| Problem to work on |
Write every record out again exactly, and keep images out of it.

————

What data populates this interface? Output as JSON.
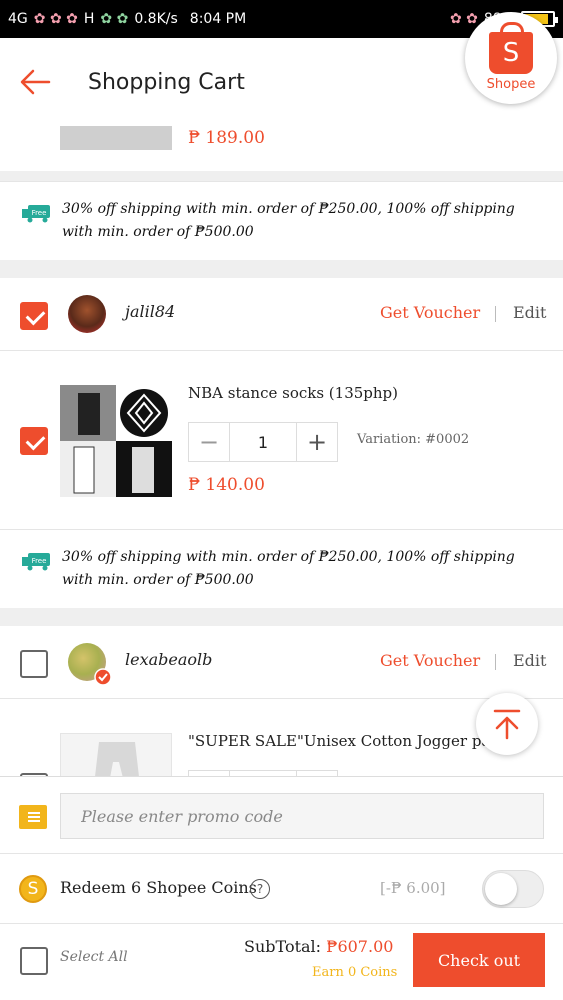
{
  "status_bar": {
    "network_left": "4G",
    "network_mid": "H",
    "speed": "0.8K/s",
    "time": "8:04 PM",
    "battery": "88%",
    "battery_level": 0.88
  },
  "header": {
    "title": "Shopping Cart",
    "logo_letter": "S",
    "logo_text": "Shopee"
  },
  "colors": {
    "accent": "#ee4d2d",
    "coin": "#f2b51b",
    "free_ship": "#26aa99"
  },
  "cart": {
    "top_item_price": "₱ 189.00",
    "shipping_promo_icon": "Free",
    "shipping_promo": "30% off shipping with min. order of ₱250.00, 100% off shipping with min. order of ₱500.00",
    "shops": [
      {
        "name": "jalil84",
        "voucher_label": "Get Voucher",
        "edit_label": "Edit",
        "checked": true,
        "item": {
          "name": "NBA stance socks (135php)",
          "quantity": "1",
          "minus": "−",
          "plus": "+",
          "variation": "Variation: #0002",
          "price": "₱ 140.00",
          "checked": true
        },
        "shipping_promo": "30% off shipping with min. order of ₱250.00, 100% off shipping with min. order of ₱500.00"
      },
      {
        "name": "lexabeaolb",
        "voucher_label": "Get Voucher",
        "edit_label": "Edit",
        "checked": false,
        "item": {
          "name": "\"SUPER SALE\"Unisex Cotton Jogger pants"
        }
      }
    ]
  },
  "bottom_bar": {
    "promo_placeholder": "Please enter promo code",
    "coins_label": "Redeem 6 Shopee Coins",
    "coins_help": "?",
    "coins_value": "[-₱ 6.00]",
    "coins_icon": "S",
    "select_all": "Select All",
    "subtotal_label": "SubTotal:",
    "subtotal_amount": "₱607.00",
    "earn_coins": "Earn 0 Coins",
    "checkout_label": "Check out"
  }
}
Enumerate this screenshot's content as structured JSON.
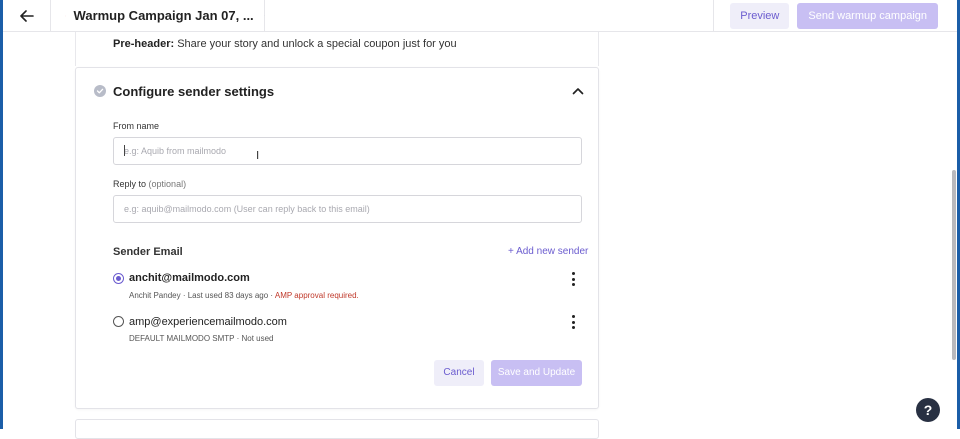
{
  "header": {
    "campaign_title": "Warmup Campaign Jan 07, ...",
    "preview_label": "Preview",
    "send_label": "Send warmup campaign"
  },
  "preheader": {
    "label": "Pre-header:",
    "text": "Share your story and unlock a special coupon just for you"
  },
  "sender_settings": {
    "title": "Configure sender settings",
    "from_name": {
      "label": "From name",
      "placeholder": "e.g: Aquib from mailmodo"
    },
    "reply_to": {
      "label": "Reply to",
      "optional": "(optional)",
      "placeholder": "e.g: aquib@mailmodo.com (User can reply back to this email)"
    },
    "sender_email_title": "Sender Email",
    "add_sender_label": "+ Add new sender",
    "senders": [
      {
        "email": "anchit@mailmodo.com",
        "meta": "Anchit Pandey · Last used 83 days ago ·",
        "warning": "AMP approval required.",
        "selected": true
      },
      {
        "email": "amp@experiencemailmodo.com",
        "meta": "DEFAULT MAILMODO SMTP · Not used",
        "warning": "",
        "selected": false
      }
    ],
    "cancel_label": "Cancel",
    "save_label": "Save and Update"
  },
  "help_label": "?",
  "colors": {
    "accent": "#6b5ccf",
    "accent_disabled": "#c8bff3",
    "warning": "#c0392b",
    "frame": "#1b5ea8"
  }
}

————

| Solution to the problem |
What data populates this interface? Output as JSON.
{
  "status_bar": {
    "network_left": "4G",
    "network_mid": "H",
    "speed": "0.8K/s",
    "time": "8:04 PM",
    "battery": "88%",
    "battery_level": 0.88
  },
  "header": {
    "title": "Shopping Cart",
    "logo_letter": "S",
    "logo_text": "Shopee"
  },
  "colors": {
    "accent": "#ee4d2d",
    "coin": "#f2b51b",
    "free_ship": "#26aa99"
  },
  "cart": {
    "top_item_price": "₱ 189.00",
    "shipping_promo_icon": "Free",
    "shipping_promo": "30% off shipping with min. order of ₱250.00, 100% off shipping with min. order of ₱500.00",
    "shops": [
      {
        "name": "jalil84",
        "voucher_label": "Get Voucher",
        "edit_label": "Edit",
        "checked": true,
        "item": {
          "name": "NBA stance socks (135php)",
          "quantity": "1",
          "minus": "−",
          "plus": "+",
          "variation": "Variation: #0002",
          "price": "₱ 140.00",
          "checked": true
        },
        "shipping_promo": "30% off shipping with min. order of ₱250.00, 100% off shipping with min. order of ₱500.00"
      },
      {
        "name": "lexabeaolb",
        "voucher_label": "Get Voucher",
        "edit_label": "Edit",
        "checked": false,
        "item": {
          "name": "\"SUPER SALE\"Unisex Cotton Jogger pants"
        }
      }
    ]
  },
  "bottom_bar": {
    "promo_placeholder": "Please enter promo code",
    "coins_label": "Redeem 6 Shopee Coins",
    "coins_help": "?",
    "coins_value": "[-₱ 6.00]",
    "coins_icon": "S",
    "select_all": "Select All",
    "subtotal_label": "SubTotal:",
    "subtotal_amount": "₱607.00",
    "earn_coins": "Earn 0 Coins",
    "checkout_label": "Check out"
  }
}
Enumerate this screenshot's content as structured JSON.
{
  "header": {
    "campaign_title": "Warmup Campaign Jan 07, ...",
    "preview_label": "Preview",
    "send_label": "Send warmup campaign"
  },
  "preheader": {
    "label": "Pre-header:",
    "text": "Share your story and unlock a special coupon just for you"
  },
  "sender_settings": {
    "title": "Configure sender settings",
    "from_name": {
      "label": "From name",
      "placeholder": "e.g: Aquib from mailmodo"
    },
    "reply_to": {
      "label": "Reply to",
      "optional": "(optional)",
      "placeholder": "e.g: aquib@mailmodo.com (User can reply back to this email)"
    },
    "sender_email_title": "Sender Email",
    "add_sender_label": "+ Add new sender",
    "senders": [
      {
        "email": "anchit@mailmodo.com",
        "meta": "Anchit Pandey · Last used 83 days ago ·",
        "warning": "AMP approval required.",
        "selected": true
      },
      {
        "email": "amp@experiencemailmodo.com",
        "meta": "DEFAULT MAILMODO SMTP · Not used",
        "warning": "",
        "selected": false
      }
    ],
    "cancel_label": "Cancel",
    "save_label": "Save and Update"
  },
  "help_label": "?",
  "colors": {
    "accent": "#6b5ccf",
    "accent_disabled": "#c8bff3",
    "warning": "#c0392b",
    "frame": "#1b5ea8"
  }
}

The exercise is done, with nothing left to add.